→ Task directions
For each line in the data below that holds "ratio", return a copy.
##### Given information #####
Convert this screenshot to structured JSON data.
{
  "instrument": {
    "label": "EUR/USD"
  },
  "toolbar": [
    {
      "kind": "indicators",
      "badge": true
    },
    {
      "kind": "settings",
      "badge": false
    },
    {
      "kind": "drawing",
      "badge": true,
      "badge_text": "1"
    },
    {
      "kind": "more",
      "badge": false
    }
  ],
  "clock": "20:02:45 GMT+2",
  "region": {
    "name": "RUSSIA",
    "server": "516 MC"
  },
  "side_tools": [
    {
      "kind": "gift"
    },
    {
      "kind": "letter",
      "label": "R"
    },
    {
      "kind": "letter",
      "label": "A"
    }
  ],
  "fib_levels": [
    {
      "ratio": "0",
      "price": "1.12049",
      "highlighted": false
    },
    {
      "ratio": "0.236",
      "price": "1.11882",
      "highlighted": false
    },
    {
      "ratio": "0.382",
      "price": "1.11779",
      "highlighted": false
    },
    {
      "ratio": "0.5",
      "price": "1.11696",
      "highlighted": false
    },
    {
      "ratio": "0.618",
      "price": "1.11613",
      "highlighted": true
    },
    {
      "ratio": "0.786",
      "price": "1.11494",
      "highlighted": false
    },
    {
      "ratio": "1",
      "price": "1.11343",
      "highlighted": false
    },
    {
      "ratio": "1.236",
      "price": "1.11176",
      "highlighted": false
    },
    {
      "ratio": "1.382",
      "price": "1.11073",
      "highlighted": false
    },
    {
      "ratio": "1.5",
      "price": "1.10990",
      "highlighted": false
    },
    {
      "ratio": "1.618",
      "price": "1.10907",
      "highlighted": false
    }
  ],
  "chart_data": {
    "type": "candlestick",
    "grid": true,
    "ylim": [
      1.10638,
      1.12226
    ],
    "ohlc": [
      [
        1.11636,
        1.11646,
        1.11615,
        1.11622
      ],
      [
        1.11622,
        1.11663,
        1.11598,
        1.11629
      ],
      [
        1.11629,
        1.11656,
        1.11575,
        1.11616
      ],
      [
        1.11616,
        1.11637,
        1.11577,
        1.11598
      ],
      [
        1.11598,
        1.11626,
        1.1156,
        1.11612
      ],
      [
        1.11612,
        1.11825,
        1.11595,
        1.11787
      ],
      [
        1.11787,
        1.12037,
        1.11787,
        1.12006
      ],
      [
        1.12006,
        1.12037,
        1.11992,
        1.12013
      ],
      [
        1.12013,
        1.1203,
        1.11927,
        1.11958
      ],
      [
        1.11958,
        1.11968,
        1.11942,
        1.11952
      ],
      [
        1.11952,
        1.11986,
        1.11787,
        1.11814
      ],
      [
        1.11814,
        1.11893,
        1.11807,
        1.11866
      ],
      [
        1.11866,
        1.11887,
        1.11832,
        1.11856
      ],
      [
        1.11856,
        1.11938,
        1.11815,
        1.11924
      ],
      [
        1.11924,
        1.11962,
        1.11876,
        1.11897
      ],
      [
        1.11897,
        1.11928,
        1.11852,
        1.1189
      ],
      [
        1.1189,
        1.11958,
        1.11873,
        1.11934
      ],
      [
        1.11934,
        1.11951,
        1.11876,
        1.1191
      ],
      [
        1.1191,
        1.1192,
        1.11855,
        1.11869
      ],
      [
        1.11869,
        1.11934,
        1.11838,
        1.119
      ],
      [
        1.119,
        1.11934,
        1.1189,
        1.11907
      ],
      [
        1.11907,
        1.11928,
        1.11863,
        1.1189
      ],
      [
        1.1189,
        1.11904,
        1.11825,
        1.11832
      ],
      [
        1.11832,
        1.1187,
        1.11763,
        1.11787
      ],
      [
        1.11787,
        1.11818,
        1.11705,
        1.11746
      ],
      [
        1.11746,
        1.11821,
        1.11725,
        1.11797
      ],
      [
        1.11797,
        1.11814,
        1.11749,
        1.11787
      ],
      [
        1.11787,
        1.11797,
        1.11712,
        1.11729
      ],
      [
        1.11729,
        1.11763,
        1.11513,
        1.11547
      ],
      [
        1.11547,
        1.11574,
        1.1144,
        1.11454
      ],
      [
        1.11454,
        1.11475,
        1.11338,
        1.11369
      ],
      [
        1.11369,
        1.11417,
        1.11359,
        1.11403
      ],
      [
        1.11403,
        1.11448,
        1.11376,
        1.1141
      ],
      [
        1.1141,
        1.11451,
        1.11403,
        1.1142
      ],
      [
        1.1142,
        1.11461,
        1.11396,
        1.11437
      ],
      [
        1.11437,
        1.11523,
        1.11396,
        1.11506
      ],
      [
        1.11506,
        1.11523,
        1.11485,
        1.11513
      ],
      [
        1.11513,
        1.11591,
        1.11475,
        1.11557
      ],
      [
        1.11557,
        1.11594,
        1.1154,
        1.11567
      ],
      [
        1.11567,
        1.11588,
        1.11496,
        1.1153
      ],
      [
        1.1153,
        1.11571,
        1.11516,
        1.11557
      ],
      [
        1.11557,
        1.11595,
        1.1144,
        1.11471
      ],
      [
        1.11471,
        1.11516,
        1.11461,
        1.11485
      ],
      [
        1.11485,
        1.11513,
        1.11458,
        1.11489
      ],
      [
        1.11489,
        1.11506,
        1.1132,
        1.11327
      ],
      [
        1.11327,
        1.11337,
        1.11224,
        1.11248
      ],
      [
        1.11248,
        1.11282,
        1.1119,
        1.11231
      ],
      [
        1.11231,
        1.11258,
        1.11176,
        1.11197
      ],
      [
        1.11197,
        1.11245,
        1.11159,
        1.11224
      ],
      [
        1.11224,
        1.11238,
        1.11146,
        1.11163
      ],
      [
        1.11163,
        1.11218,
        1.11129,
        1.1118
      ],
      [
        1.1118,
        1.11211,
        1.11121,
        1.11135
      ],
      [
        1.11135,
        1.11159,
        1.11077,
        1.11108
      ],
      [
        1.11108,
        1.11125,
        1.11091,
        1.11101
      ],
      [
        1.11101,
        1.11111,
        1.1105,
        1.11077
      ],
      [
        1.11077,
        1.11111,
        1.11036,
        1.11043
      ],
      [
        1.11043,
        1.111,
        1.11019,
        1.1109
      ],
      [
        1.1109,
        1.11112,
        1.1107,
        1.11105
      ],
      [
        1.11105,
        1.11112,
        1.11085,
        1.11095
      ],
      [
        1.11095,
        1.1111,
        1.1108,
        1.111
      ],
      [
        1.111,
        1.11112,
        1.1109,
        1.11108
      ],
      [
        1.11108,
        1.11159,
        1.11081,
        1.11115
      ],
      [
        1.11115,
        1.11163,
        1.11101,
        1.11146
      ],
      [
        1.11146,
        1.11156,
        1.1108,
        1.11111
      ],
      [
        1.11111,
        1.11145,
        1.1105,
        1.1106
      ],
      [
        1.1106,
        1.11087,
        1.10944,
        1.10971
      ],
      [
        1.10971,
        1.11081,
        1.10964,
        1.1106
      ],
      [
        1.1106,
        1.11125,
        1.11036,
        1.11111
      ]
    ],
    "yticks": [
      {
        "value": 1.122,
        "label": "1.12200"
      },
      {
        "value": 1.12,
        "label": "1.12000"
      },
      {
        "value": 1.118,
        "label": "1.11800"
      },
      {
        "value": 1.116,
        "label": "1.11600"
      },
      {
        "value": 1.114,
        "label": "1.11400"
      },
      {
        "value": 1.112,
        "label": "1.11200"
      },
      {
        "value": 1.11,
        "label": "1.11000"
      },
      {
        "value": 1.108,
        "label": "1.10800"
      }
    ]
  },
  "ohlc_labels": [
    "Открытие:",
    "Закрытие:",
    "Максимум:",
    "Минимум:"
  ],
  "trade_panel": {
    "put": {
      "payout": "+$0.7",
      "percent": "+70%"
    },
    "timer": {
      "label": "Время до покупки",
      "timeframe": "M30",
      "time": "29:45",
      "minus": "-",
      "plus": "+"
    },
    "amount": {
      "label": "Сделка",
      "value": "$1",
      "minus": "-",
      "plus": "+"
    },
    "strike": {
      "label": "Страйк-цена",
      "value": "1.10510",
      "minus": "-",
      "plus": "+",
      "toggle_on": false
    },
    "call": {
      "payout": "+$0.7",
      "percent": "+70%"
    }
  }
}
#####
→ Final result
      "ratio": "0",
      "ratio": "0.236",
      "ratio": "0.382",
      "ratio": "0.5",
      "ratio": "0.618",
      "ratio": "0.786",
      "ratio": "1",
      "ratio": "1.236",
      "ratio": "1.382",
      "ratio": "1.5",
      "ratio": "1.618",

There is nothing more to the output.